● Job
Print the listing as it stands, omitting all images.

● Provided data

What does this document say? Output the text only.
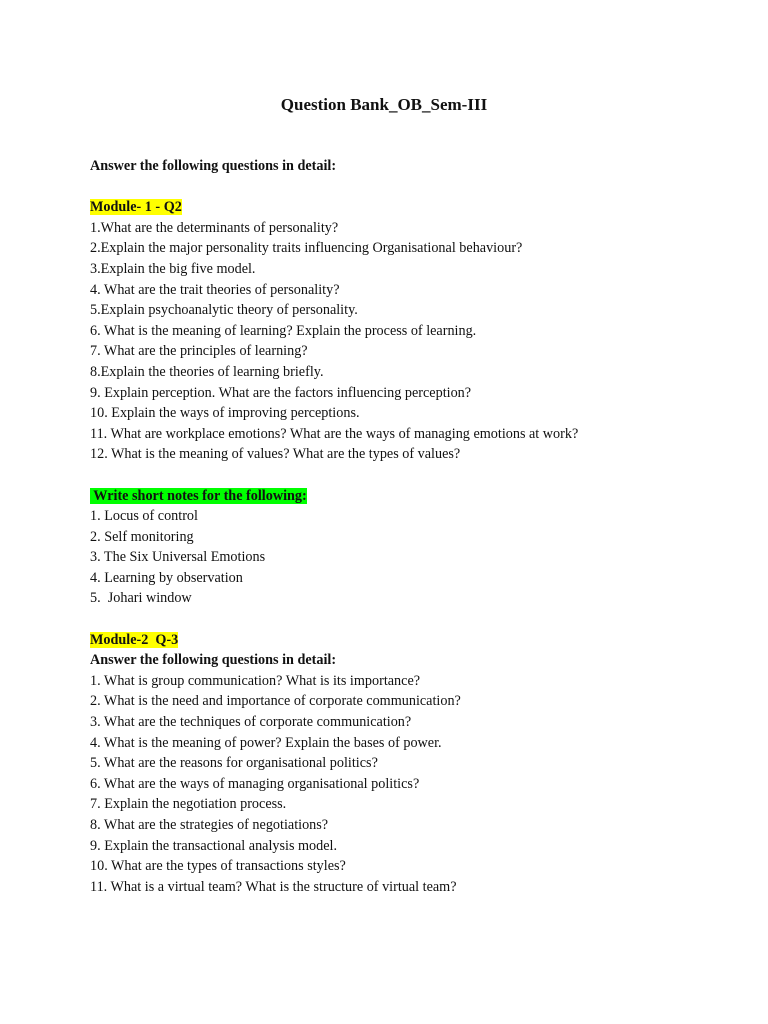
Question Bank_OB_Sem-III
Answer the following questions in detail:
Module- 1 - Q2
1.What are the determinants of personality?
2.Explain the major personality traits influencing Organisational behaviour?
3.Explain the big five model.
4. What are the trait theories of personality?
5.Explain psychoanalytic theory of personality.
6. What is the meaning of learning? Explain the process of learning.
7. What are the principles of learning?
8.Explain the theories of learning briefly.
9. Explain perception. What are the factors influencing perception?
10. Explain the ways of improving perceptions.
11. What are workplace emotions? What are the ways of managing emotions at work?
12. What is the meaning of values? What are the types of values?
Write short notes for the following:
1. Locus of control
2. Self monitoring
3. The Six Universal Emotions
4. Learning by observation
5.  Johari window
Module-2  Q-3
Answer the following questions in detail:
1. What is group communication? What is its importance?
2. What is the need and importance of corporate communication?
3. What are the techniques of corporate communication?
4. What is the meaning of power? Explain the bases of power.
5. What are the reasons for organisational politics?
6. What are the ways of managing organisational politics?
7. Explain the negotiation process.
8. What are the strategies of negotiations?
9. Explain the transactional analysis model.
10. What are the types of transactions styles?
11. What is a virtual team? What is the structure of virtual team?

● Exercise result
What does this document say? Output the text only.
Question Bank_OB_Sem-III
Answer the following questions in detail:
Module- 1 - Q2
1.What are the determinants of personality?
2.Explain the major personality traits influencing Organisational behaviour?
3.Explain the big five model.
4. What are the trait theories of personality?
5.Explain psychoanalytic theory of personality.
6. What is the meaning of learning? Explain the process of learning.
7. What are the principles of learning?
8.Explain the theories of learning briefly.
9. Explain perception. What are the factors influencing perception?
10. Explain the ways of improving perceptions.
11. What are workplace emotions? What are the ways of managing emotions at work?
12. What is the meaning of values? What are the types of values?
Write short notes for the following:
1. Locus of control
2. Self monitoring
3. The Six Universal Emotions
4. Learning by observation
5.  Johari window
Module-2  Q-3
Answer the following questions in detail:
1. What is group communication? What is its importance?
2. What is the need and importance of corporate communication?
3. What are the techniques of corporate communication?
4. What is the meaning of power? Explain the bases of power.
5. What are the reasons for organisational politics?
6. What are the ways of managing organisational politics?
7. Explain the negotiation process.
8. What are the strategies of negotiations?
9. Explain the transactional analysis model.
10. What are the types of transactions styles?
11. What is a virtual team? What is the structure of virtual team?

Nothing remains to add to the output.